Short problem
Print the stretch of the records below from their start through the line containing "bounding-box-live-knot <box>666 389", keeping each line the same.

Element placement data
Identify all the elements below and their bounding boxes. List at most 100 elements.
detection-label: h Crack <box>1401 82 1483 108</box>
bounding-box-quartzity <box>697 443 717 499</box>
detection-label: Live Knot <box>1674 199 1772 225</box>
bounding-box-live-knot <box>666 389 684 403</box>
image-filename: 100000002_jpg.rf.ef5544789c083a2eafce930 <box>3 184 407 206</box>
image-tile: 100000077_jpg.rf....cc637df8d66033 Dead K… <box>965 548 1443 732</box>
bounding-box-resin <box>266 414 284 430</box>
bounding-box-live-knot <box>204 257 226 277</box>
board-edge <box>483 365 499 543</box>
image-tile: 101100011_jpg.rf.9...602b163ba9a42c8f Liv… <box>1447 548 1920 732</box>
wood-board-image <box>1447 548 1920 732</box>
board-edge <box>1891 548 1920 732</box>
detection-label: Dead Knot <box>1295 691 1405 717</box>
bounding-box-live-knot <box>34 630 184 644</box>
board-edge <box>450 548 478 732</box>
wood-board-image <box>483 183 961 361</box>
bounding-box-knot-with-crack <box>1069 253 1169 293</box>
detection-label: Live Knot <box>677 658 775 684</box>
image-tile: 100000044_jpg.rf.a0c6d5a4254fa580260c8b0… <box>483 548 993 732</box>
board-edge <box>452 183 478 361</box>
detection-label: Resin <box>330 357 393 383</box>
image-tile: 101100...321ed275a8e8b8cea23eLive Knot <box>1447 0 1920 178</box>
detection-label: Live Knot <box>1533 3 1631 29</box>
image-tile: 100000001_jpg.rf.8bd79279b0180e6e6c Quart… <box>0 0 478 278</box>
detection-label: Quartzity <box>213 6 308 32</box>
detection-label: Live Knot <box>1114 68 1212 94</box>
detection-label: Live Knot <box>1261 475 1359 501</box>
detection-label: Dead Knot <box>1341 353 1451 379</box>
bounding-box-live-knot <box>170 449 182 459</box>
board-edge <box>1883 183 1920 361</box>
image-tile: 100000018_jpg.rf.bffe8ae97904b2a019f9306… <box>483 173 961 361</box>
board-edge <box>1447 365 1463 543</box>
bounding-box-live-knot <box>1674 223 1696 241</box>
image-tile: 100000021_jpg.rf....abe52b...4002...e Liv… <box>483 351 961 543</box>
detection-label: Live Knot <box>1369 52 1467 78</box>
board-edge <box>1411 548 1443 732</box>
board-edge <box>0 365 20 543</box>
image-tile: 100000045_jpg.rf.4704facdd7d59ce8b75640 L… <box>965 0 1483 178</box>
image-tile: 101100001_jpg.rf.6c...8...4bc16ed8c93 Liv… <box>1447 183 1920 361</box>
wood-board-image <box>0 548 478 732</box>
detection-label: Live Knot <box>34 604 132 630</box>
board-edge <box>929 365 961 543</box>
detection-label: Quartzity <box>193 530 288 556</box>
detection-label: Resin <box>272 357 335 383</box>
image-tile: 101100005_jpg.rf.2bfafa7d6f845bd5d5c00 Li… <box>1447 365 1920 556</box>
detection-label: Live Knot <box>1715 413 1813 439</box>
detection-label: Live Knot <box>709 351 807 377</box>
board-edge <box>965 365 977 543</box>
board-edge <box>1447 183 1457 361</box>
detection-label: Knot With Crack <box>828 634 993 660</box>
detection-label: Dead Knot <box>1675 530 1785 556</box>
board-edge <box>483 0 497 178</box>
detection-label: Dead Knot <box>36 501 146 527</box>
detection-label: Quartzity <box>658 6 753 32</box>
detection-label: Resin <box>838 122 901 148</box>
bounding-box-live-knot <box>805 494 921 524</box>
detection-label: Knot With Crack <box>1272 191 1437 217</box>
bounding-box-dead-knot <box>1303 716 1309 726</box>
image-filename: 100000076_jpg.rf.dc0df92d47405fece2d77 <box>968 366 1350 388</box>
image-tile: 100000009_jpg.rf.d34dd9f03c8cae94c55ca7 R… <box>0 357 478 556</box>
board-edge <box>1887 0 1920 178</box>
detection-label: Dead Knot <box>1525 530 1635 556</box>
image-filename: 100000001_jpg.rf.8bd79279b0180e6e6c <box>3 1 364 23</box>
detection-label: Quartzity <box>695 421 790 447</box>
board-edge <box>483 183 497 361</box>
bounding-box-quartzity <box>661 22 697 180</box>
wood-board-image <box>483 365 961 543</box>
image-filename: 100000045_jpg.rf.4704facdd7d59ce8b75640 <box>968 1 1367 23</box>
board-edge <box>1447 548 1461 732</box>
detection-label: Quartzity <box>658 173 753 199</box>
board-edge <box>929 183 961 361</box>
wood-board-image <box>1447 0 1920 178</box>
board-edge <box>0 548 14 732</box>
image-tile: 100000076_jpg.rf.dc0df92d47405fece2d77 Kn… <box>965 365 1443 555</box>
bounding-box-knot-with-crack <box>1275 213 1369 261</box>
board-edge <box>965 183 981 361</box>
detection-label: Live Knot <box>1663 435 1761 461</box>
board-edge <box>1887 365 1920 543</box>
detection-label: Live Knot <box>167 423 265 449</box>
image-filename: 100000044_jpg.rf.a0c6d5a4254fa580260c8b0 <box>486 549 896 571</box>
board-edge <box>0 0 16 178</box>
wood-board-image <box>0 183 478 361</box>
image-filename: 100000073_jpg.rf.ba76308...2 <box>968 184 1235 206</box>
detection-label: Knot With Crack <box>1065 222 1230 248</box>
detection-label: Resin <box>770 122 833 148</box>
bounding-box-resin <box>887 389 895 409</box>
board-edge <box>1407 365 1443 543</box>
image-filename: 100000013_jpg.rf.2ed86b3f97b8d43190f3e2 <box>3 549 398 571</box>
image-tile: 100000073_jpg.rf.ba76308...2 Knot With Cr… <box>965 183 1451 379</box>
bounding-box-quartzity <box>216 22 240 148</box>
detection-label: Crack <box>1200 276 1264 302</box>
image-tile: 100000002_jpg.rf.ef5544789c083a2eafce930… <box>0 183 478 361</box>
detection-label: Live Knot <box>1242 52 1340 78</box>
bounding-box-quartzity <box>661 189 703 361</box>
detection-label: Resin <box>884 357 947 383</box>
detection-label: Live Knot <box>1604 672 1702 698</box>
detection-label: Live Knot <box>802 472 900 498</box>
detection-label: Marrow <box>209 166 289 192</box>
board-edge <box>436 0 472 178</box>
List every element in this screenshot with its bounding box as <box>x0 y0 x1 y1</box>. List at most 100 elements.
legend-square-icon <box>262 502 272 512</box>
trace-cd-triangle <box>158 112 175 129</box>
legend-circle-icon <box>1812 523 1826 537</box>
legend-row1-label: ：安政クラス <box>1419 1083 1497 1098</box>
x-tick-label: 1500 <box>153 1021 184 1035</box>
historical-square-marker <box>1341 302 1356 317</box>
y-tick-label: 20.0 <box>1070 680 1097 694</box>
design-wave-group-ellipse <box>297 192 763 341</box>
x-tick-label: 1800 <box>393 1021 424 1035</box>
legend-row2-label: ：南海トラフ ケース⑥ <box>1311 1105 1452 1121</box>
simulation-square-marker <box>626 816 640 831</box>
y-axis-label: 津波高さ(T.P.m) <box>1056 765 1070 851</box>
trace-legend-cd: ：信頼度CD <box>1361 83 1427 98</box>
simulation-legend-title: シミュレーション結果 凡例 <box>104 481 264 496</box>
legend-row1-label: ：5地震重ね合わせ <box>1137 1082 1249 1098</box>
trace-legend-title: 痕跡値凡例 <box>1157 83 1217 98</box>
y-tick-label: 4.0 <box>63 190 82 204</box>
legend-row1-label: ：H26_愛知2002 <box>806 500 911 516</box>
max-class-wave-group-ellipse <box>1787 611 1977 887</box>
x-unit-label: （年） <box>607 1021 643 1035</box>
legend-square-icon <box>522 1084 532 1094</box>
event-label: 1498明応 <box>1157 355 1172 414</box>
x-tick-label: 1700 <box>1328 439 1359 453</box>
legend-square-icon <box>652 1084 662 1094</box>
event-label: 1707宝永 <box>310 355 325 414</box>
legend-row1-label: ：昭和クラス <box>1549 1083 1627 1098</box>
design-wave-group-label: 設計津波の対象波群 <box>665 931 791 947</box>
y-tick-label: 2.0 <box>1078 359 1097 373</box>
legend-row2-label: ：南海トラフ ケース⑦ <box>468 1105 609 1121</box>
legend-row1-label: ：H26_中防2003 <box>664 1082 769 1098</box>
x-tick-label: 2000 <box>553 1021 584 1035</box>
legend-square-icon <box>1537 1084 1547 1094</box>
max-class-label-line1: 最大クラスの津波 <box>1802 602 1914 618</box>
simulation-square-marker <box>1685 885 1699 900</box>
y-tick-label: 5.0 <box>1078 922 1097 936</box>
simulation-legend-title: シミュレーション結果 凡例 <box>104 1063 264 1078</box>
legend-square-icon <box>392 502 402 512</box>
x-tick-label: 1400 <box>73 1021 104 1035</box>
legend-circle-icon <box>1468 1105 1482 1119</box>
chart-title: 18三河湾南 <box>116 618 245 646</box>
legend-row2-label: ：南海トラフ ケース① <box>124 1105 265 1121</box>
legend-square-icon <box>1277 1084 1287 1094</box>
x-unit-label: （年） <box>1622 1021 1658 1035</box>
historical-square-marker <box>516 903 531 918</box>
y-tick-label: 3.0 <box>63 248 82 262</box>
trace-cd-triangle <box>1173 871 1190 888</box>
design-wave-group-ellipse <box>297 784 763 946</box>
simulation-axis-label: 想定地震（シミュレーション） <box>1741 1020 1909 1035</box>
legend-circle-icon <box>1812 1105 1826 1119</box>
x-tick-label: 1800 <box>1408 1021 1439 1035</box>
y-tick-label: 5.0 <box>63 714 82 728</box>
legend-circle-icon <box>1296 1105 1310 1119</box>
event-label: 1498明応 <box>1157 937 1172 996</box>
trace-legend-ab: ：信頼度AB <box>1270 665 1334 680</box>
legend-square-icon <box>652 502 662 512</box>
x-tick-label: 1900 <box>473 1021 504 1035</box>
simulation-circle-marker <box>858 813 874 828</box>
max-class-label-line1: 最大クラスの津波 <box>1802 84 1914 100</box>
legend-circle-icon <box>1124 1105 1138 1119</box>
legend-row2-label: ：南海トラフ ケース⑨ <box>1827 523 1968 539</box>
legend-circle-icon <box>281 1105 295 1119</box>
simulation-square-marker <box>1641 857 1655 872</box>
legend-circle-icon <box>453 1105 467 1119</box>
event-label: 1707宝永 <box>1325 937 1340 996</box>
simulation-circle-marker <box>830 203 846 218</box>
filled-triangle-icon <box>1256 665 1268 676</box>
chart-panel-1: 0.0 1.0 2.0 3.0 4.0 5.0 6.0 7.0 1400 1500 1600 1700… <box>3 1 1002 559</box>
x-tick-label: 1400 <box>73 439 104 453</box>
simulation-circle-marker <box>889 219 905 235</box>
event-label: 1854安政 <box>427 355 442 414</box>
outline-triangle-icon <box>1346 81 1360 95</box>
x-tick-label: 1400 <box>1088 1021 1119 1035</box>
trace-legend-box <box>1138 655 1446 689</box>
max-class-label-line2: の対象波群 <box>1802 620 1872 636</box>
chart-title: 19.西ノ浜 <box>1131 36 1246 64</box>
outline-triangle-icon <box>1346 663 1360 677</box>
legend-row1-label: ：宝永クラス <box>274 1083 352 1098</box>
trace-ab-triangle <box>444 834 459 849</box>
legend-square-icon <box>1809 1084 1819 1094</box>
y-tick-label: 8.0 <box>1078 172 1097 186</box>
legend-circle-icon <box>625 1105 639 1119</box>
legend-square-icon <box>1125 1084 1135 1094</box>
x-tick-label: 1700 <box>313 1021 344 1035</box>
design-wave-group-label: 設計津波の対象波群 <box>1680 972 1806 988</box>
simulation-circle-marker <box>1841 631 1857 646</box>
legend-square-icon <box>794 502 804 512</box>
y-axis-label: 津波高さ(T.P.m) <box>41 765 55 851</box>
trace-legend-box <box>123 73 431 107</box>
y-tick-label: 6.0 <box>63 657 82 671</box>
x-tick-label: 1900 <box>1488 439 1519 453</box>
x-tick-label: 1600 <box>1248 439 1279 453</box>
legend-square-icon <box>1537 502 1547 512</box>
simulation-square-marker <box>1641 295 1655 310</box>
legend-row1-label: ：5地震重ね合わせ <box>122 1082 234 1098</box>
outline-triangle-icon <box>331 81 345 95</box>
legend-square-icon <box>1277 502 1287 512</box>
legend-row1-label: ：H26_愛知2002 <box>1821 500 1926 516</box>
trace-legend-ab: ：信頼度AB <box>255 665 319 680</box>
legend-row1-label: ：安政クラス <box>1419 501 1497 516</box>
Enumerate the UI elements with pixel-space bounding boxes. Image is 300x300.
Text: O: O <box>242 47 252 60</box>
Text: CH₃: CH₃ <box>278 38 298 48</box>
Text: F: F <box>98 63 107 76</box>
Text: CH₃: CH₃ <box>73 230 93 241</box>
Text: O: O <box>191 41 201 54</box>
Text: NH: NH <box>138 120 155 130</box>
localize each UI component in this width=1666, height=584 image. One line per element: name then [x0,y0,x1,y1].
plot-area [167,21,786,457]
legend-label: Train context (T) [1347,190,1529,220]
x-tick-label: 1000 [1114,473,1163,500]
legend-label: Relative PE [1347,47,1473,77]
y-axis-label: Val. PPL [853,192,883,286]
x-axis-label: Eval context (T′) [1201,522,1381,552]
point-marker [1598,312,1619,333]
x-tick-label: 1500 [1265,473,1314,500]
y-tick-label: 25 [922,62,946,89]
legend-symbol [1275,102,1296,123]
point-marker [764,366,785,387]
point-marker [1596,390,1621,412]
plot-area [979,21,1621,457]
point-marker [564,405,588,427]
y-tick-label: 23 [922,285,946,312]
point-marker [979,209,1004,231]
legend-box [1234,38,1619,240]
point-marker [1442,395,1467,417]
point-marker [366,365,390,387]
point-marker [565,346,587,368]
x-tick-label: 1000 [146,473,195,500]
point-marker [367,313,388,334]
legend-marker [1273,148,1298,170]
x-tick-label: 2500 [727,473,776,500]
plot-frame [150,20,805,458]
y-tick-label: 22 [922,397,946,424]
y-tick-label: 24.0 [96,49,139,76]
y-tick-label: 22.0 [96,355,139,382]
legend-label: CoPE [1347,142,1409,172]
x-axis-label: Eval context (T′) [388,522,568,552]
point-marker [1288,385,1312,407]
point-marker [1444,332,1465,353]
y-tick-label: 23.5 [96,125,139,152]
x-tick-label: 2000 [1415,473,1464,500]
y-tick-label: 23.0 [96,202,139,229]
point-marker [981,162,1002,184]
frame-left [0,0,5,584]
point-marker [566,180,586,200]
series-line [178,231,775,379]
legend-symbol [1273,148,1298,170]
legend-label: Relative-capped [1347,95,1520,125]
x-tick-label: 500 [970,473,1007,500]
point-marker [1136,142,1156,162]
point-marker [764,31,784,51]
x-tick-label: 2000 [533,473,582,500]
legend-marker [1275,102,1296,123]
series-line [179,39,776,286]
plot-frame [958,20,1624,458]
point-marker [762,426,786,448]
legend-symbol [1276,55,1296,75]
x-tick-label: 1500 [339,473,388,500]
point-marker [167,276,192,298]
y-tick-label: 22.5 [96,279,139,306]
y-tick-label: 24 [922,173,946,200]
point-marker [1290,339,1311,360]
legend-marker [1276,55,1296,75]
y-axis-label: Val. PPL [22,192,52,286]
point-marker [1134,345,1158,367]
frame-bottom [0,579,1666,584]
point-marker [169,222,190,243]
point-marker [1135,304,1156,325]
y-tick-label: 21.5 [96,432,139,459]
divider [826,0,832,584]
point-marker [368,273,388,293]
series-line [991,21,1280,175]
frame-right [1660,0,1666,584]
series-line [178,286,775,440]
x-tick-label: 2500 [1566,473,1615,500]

Written solution
Identify all the elements below and their bounding boxes. List at most 100 elements.
detection-label: h Crack <box>1401 82 1483 108</box>
bounding-box-quartzity <box>697 443 717 499</box>
detection-label: Live Knot <box>1674 199 1772 225</box>
bounding-box-live-knot <box>666 389 684 403</box>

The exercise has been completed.